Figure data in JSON
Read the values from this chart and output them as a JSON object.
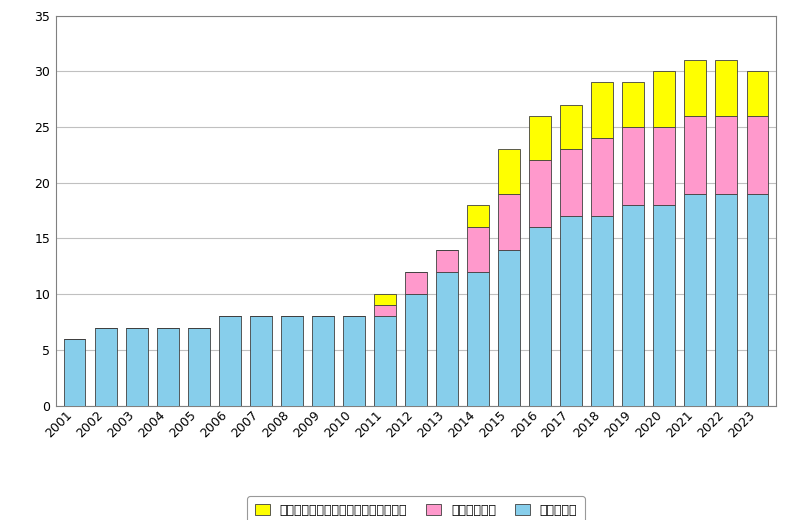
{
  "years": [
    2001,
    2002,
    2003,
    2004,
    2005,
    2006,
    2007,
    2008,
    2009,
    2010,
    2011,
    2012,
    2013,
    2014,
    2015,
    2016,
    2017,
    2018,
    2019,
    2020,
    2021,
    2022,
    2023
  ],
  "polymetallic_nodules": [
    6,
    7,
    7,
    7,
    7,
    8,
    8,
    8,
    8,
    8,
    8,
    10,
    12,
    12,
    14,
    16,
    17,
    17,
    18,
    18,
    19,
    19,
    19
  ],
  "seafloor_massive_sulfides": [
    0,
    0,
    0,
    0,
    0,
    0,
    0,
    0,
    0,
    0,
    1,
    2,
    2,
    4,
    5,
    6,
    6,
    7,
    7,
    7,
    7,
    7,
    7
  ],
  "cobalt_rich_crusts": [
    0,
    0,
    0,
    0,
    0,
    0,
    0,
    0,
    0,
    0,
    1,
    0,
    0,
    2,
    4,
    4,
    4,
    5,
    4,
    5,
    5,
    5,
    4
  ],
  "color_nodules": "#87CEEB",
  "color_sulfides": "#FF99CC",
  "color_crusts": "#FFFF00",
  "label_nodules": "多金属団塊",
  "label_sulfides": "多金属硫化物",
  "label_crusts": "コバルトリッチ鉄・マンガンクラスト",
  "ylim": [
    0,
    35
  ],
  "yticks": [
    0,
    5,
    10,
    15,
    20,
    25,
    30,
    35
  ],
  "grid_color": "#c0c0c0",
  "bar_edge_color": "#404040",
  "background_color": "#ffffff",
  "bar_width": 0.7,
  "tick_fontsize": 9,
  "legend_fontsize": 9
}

What is being asked: Exclude the pictures. Write out the remaining data exactly.

Solution to this task:
Read the values from this chart and output them as a JSON object.
{
  "years": [
    2001,
    2002,
    2003,
    2004,
    2005,
    2006,
    2007,
    2008,
    2009,
    2010,
    2011,
    2012,
    2013,
    2014,
    2015,
    2016,
    2017,
    2018,
    2019,
    2020,
    2021,
    2022,
    2023
  ],
  "polymetallic_nodules": [
    6,
    7,
    7,
    7,
    7,
    8,
    8,
    8,
    8,
    8,
    8,
    10,
    12,
    12,
    14,
    16,
    17,
    17,
    18,
    18,
    19,
    19,
    19
  ],
  "seafloor_massive_sulfides": [
    0,
    0,
    0,
    0,
    0,
    0,
    0,
    0,
    0,
    0,
    1,
    2,
    2,
    4,
    5,
    6,
    6,
    7,
    7,
    7,
    7,
    7,
    7
  ],
  "cobalt_rich_crusts": [
    0,
    0,
    0,
    0,
    0,
    0,
    0,
    0,
    0,
    0,
    1,
    0,
    0,
    2,
    4,
    4,
    4,
    5,
    4,
    5,
    5,
    5,
    4
  ],
  "color_nodules": "#87CEEB",
  "color_sulfides": "#FF99CC",
  "color_crusts": "#FFFF00",
  "label_nodules": "多金属団塊",
  "label_sulfides": "多金属硫化物",
  "label_crusts": "コバルトリッチ鉄・マンガンクラスト",
  "ylim": [
    0,
    35
  ],
  "yticks": [
    0,
    5,
    10,
    15,
    20,
    25,
    30,
    35
  ],
  "grid_color": "#c0c0c0",
  "bar_edge_color": "#404040",
  "background_color": "#ffffff",
  "bar_width": 0.7,
  "tick_fontsize": 9,
  "legend_fontsize": 9
}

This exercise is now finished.